*Task statement*
Copy every row below word for word, without changing anything.

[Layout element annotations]
═══

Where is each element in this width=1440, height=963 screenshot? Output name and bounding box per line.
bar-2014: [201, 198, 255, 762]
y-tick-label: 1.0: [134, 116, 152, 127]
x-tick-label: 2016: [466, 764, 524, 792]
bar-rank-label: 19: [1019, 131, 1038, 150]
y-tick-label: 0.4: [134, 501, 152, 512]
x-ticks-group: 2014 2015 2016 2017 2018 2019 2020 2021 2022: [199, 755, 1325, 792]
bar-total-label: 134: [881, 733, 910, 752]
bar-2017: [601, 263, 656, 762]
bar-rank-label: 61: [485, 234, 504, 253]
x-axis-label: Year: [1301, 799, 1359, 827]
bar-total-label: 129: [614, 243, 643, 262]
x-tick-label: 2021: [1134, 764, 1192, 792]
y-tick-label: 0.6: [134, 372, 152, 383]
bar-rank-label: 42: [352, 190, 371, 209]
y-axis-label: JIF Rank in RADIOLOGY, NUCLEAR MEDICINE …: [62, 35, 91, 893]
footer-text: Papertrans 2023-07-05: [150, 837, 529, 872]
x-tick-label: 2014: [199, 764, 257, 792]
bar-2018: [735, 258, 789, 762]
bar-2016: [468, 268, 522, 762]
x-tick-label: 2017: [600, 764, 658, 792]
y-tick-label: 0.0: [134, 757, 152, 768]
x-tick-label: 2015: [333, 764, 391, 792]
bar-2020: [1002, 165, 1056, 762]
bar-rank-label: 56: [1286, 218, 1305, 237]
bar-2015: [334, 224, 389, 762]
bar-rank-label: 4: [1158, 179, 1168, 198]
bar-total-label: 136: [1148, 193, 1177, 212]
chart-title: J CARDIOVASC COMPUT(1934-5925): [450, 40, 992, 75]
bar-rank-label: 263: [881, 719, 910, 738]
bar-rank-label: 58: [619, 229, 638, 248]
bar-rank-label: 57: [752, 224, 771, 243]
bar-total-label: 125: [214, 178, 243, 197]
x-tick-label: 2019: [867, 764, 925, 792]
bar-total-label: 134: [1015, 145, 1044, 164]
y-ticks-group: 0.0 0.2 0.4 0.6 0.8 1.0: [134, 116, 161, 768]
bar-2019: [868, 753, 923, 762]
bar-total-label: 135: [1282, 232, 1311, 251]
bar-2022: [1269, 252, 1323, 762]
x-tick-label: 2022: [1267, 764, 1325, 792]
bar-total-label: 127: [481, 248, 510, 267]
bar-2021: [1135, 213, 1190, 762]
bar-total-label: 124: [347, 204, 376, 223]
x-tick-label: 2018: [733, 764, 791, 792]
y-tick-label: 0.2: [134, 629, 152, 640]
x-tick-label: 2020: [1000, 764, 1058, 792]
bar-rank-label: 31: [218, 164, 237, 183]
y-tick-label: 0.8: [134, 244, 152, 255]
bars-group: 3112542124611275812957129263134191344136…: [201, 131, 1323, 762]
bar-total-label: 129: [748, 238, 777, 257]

═══

*Result below*
Where is each element in this width=1440, height=963 screenshot? Output name and bounding box per line.
bar-2014: [201, 198, 255, 762]
y-tick-label: 1.0: [134, 116, 152, 127]
x-tick-label: 2016: [466, 764, 524, 792]
bar-rank-label: 19: [1019, 131, 1038, 150]
y-tick-label: 0.4: [134, 501, 152, 512]
x-ticks-group: 2014 2015 2016 2017 2018 2019 2020 2021 2022: [199, 755, 1325, 792]
bar-total-label: 134: [881, 733, 910, 752]
bar-2017: [601, 263, 656, 762]
bar-rank-label: 61: [485, 234, 504, 253]
x-axis-label: Year: [1301, 799, 1359, 827]
bar-total-label: 129: [614, 243, 643, 262]
x-tick-label: 2021: [1134, 764, 1192, 792]
y-tick-label: 0.6: [134, 372, 152, 383]
bar-rank-label: 42: [352, 190, 371, 209]
y-axis-label: JIF Rank in RADIOLOGY, NUCLEAR MEDICINE …: [62, 35, 91, 893]
footer-text: Papertrans 2023-07-05: [150, 837, 529, 872]
x-tick-label: 2014: [199, 764, 257, 792]
bar-2018: [735, 258, 789, 762]
bar-2016: [468, 268, 522, 762]
x-tick-label: 2017: [600, 764, 658, 792]
y-tick-label: 0.0: [134, 757, 152, 768]
x-tick-label: 2015: [333, 764, 391, 792]
bar-2020: [1002, 165, 1056, 762]
bar-rank-label: 56: [1286, 218, 1305, 237]
bar-2015: [334, 224, 389, 762]
bar-rank-label: 4: [1158, 179, 1168, 198]
bar-total-label: 136: [1148, 193, 1177, 212]
chart-title: J CARDIOVASC COMPUT(1934-5925): [450, 40, 992, 75]
bar-rank-label: 263: [881, 719, 910, 738]
bar-rank-label: 58: [619, 229, 638, 248]
bar-rank-label: 57: [752, 224, 771, 243]
bar-total-label: 125: [214, 178, 243, 197]
x-tick-label: 2019: [867, 764, 925, 792]
bar-total-label: 134: [1015, 145, 1044, 164]
y-ticks-group: 0.0 0.2 0.4 0.6 0.8 1.0: [134, 116, 161, 768]
bar-2019: [868, 753, 923, 762]
bar-total-label: 135: [1282, 232, 1311, 251]
bar-2022: [1269, 252, 1323, 762]
x-tick-label: 2022: [1267, 764, 1325, 792]
bar-total-label: 127: [481, 248, 510, 267]
bar-2021: [1135, 213, 1190, 762]
bar-total-label: 124: [347, 204, 376, 223]
x-tick-label: 2018: [733, 764, 791, 792]
y-tick-label: 0.2: [134, 629, 152, 640]
x-tick-label: 2020: [1000, 764, 1058, 792]
bar-rank-label: 31: [218, 164, 237, 183]
y-tick-label: 0.8: [134, 244, 152, 255]
bars-group: 3112542124611275812957129263134191344136…: [201, 131, 1323, 762]
bar-total-label: 129: [748, 238, 777, 257]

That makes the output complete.